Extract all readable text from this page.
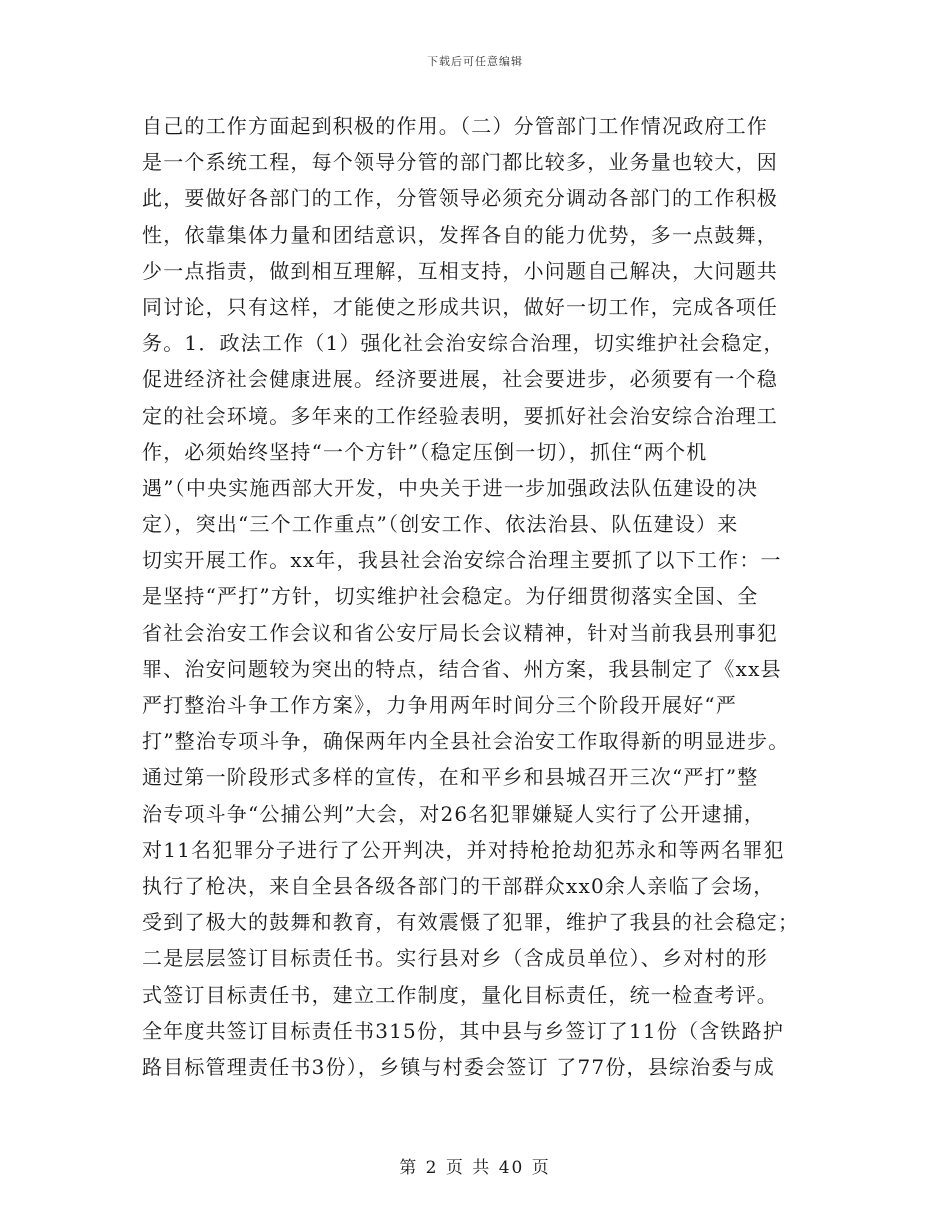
下载后可任意编辑
自己的工作方面起到积极的作用。（二）分管部门工作情况政府工作
是一个系统工程，每个领导分管的部门都比较多，业务量也较大，因
此，要做好各部门的工作，分管领导必须充分调动各部门的工作积极
性，依靠集体力量和团结意识，发挥各自的能力优势，多一点鼓舞，
少一点指责，做到相互理解，互相支持，小问题自己解决，大问题共
同讨论，只有这样，才能使之形成共识，做好一切工作，完成各项任
务。1．政法工作（1）强化社会治安综合治理，切实维护社会稳定，
促进经济社会健康进展。经济要进展，社会要进步，必须要有一个稳
定的社会环境。多年来的工作经验表明，要抓好社会治安综合治理工
作，必须始终坚持“一个方针”（稳定压倒一切），抓住“两个机
遇”（中央实施西部大开发，中央关于进一步加强政法队伍建设的决
定），突出“三个工作重点”（创安工作、依法治县、队伍建设）来
切实开展工作。xx年，我县社会治安综合治理主要抓了以下工作：一
是坚持“严打”方针，切实维护社会稳定。为仔细贯彻落实全国、全
省社会治安工作会议和省公安厅局长会议精神，针对当前我县刑事犯
罪、治安问题较为突出的特点，结合省、州方案，我县制定了《xx县
严打整治斗争工作方案》，力争用两年时间分三个阶段开展好“严
打”整治专项斗争，确保两年内全县社会治安工作取得新的明显进步。
通过第一阶段形式多样的宣传，在和平乡和县城召开三次“严打”整
治专项斗争“公捕公判”大会，对26名犯罪嫌疑人实行了公开逮捕，
对11名犯罪分子进行了公开判决，并对持枪抢劫犯苏永和等两名罪犯
执行了枪决，来自全县各级各部门的干部群众xx0余人亲临了会场，
受到了极大的鼓舞和教育，有效震慑了犯罪，维护了我县的社会稳定；
二是层层签订目标责任书。实行县对乡（含成员单位）、乡对村的形
式签订目标责任书，建立工作制度，量化目标责任，统一检查考评。
全年度共签订目标责任书315份，其中县与乡签订了11份（含铁路护
路目标管理责任书3份），乡镇与村委会签订 了77份，县综治委与成
第 2 页 共 40 页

#### [Requirement]
The required answer is a single number: the count of lines in the entries that hold the string "切实维护社会稳定".

#### [The solution]
2